═════ Data shown ═════

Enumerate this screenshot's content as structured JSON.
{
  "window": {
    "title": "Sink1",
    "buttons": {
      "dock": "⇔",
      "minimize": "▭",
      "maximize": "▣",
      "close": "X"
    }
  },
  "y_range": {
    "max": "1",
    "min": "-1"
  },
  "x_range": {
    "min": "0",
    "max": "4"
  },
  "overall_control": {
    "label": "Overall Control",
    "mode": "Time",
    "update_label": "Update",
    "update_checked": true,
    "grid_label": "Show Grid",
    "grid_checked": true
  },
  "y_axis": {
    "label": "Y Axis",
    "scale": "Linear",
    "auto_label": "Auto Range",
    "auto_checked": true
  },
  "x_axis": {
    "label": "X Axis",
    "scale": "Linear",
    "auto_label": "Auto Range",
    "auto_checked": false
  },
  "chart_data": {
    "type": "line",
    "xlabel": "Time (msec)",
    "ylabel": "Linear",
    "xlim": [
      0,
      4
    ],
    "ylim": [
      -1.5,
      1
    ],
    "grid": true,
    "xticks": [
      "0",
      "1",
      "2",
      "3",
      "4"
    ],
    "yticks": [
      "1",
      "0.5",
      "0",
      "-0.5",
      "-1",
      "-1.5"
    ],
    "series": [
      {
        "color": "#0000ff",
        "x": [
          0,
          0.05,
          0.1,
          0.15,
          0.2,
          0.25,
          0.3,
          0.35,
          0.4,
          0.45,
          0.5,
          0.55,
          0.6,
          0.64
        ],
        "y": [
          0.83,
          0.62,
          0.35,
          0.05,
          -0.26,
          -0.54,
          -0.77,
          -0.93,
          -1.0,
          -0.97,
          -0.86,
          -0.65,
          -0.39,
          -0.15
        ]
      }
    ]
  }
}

═════

What to do:
Transcribe all of the entries without altering anything.

Answer to this task:
Enumerate this screenshot's content as structured JSON.
{
  "window": {
    "title": "Sink1",
    "buttons": {
      "dock": "⇔",
      "minimize": "▭",
      "maximize": "▣",
      "close": "X"
    }
  },
  "y_range": {
    "max": "1",
    "min": "-1"
  },
  "x_range": {
    "min": "0",
    "max": "4"
  },
  "overall_control": {
    "label": "Overall Control",
    "mode": "Time",
    "update_label": "Update",
    "update_checked": true,
    "grid_label": "Show Grid",
    "grid_checked": true
  },
  "y_axis": {
    "label": "Y Axis",
    "scale": "Linear",
    "auto_label": "Auto Range",
    "auto_checked": true
  },
  "x_axis": {
    "label": "X Axis",
    "scale": "Linear",
    "auto_label": "Auto Range",
    "auto_checked": false
  },
  "chart_data": {
    "type": "line",
    "xlabel": "Time (msec)",
    "ylabel": "Linear",
    "xlim": [
      0,
      4
    ],
    "ylim": [
      -1.5,
      1
    ],
    "grid": true,
    "xticks": [
      "0",
      "1",
      "2",
      "3",
      "4"
    ],
    "yticks": [
      "1",
      "0.5",
      "0",
      "-0.5",
      "-1",
      "-1.5"
    ],
    "series": [
      {
        "color": "#0000ff",
        "x": [
          0,
          0.05,
          0.1,
          0.15,
          0.2,
          0.25,
          0.3,
          0.35,
          0.4,
          0.45,
          0.5,
          0.55,
          0.6,
          0.64
        ],
        "y": [
          0.83,
          0.62,
          0.35,
          0.05,
          -0.26,
          -0.54,
          -0.77,
          -0.93,
          -1.0,
          -0.97,
          -0.86,
          -0.65,
          -0.39,
          -0.15
        ]
      }
    ]
  }
}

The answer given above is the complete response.